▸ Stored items
* * * * * * * * *

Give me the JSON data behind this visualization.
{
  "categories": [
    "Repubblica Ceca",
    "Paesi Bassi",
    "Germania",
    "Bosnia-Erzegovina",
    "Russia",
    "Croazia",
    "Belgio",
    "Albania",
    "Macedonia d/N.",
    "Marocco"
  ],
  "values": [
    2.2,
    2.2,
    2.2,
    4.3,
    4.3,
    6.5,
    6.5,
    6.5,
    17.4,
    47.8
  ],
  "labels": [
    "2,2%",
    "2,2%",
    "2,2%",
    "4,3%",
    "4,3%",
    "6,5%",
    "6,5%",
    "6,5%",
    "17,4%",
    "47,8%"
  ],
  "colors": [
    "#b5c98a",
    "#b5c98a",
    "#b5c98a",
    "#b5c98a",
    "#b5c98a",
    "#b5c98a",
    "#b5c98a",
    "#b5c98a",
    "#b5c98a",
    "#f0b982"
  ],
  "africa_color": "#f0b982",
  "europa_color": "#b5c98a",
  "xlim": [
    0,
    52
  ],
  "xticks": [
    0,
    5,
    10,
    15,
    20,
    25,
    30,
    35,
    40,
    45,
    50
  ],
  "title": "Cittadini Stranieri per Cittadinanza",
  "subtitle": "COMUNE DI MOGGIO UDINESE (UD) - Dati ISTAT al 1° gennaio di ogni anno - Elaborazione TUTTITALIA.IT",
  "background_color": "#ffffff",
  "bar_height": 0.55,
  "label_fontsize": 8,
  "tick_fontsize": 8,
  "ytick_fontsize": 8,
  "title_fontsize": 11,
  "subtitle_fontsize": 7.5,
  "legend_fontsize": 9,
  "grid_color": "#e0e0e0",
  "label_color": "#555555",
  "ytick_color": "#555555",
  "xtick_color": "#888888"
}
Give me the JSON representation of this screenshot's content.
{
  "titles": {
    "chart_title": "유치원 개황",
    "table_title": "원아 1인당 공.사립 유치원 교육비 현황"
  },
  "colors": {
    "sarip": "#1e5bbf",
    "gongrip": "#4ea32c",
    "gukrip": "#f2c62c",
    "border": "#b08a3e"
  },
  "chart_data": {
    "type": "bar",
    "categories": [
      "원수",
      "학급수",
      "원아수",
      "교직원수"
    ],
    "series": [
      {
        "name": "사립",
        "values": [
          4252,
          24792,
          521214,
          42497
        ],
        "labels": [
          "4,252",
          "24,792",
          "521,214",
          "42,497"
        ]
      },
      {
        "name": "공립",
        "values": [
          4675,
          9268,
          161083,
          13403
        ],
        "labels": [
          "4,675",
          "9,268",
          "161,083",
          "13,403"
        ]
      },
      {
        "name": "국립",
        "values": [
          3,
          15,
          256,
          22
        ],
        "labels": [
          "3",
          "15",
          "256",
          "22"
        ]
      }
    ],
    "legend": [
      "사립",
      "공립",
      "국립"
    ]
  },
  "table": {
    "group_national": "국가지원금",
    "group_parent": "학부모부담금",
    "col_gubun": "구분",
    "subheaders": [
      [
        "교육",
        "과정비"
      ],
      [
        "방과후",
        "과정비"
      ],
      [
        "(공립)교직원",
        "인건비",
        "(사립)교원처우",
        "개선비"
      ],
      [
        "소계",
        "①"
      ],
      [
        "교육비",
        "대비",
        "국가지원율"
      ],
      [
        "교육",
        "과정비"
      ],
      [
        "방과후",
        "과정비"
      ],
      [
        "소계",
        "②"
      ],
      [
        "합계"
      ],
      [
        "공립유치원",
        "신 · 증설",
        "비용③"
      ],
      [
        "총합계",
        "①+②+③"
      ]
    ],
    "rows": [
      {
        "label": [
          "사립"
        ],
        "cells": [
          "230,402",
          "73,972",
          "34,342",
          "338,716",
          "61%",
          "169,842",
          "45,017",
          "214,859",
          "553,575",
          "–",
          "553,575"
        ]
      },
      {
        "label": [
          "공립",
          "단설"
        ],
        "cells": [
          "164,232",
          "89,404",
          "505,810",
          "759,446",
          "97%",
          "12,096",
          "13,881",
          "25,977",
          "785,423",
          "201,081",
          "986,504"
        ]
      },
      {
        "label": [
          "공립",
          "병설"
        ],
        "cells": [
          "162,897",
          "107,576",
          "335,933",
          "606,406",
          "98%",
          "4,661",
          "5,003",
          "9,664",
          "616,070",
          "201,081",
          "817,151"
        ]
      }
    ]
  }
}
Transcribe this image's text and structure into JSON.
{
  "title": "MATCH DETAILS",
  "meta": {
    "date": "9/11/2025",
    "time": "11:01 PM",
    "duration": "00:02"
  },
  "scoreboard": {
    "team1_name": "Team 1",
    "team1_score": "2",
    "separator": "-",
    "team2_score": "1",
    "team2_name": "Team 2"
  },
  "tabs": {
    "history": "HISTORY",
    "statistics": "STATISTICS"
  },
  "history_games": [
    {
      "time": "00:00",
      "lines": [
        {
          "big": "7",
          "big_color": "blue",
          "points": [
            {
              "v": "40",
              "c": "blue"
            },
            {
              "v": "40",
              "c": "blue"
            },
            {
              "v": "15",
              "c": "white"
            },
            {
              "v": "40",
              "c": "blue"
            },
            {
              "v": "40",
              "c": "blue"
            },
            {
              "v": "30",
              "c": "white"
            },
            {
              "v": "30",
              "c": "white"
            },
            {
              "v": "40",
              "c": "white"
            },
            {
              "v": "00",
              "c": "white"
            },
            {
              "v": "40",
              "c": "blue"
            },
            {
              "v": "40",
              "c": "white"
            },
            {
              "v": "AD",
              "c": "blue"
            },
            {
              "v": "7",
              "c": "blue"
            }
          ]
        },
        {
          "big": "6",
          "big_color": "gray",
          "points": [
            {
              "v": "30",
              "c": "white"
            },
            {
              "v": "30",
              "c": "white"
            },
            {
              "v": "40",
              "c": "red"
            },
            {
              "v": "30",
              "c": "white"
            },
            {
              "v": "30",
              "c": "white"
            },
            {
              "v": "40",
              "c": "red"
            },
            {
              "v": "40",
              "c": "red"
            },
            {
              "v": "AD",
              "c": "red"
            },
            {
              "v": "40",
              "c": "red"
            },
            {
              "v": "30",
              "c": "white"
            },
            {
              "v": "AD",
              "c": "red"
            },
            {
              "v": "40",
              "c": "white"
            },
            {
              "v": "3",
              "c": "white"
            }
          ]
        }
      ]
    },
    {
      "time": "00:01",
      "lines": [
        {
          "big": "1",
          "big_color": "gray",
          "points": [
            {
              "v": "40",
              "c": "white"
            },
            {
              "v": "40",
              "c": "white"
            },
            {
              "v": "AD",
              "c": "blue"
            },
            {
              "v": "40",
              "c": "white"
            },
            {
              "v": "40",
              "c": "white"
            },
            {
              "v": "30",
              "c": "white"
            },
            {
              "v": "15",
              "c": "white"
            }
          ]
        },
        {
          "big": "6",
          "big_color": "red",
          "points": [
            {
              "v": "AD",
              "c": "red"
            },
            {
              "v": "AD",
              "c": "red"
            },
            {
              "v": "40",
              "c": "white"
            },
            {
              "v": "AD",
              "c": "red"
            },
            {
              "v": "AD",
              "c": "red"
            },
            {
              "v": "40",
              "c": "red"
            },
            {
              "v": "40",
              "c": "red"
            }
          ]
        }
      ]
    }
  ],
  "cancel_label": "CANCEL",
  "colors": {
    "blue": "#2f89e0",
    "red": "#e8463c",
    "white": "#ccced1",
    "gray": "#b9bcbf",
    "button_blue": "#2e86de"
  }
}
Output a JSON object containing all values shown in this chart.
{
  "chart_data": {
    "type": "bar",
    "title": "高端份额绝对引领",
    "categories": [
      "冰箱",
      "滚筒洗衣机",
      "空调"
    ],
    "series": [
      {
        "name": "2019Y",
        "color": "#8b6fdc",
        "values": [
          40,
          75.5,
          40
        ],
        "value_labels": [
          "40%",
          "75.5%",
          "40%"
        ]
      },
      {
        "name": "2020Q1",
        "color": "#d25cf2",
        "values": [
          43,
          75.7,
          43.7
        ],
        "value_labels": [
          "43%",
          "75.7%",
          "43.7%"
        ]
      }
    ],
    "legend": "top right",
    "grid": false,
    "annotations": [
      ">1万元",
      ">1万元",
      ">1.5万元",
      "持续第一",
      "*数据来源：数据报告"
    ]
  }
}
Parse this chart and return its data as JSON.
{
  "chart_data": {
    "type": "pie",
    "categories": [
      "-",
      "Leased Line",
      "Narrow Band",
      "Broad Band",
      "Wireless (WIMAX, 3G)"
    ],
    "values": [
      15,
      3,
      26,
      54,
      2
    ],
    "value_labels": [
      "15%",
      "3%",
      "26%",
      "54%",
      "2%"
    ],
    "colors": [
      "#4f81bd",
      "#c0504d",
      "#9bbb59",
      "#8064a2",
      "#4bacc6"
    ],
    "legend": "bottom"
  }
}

* * * * * * * * *

▸ Task details
From the data above, pick out each line containing "JSON" and copy it.

▸ Reply to the exercise
Give me the JSON data behind this visualization.
Give me the JSON representation of this screenshot's content.
Transcribe this image's text and structure into JSON.
Output a JSON object containing all values shown in this chart.
Parse this chart and return its data as JSON.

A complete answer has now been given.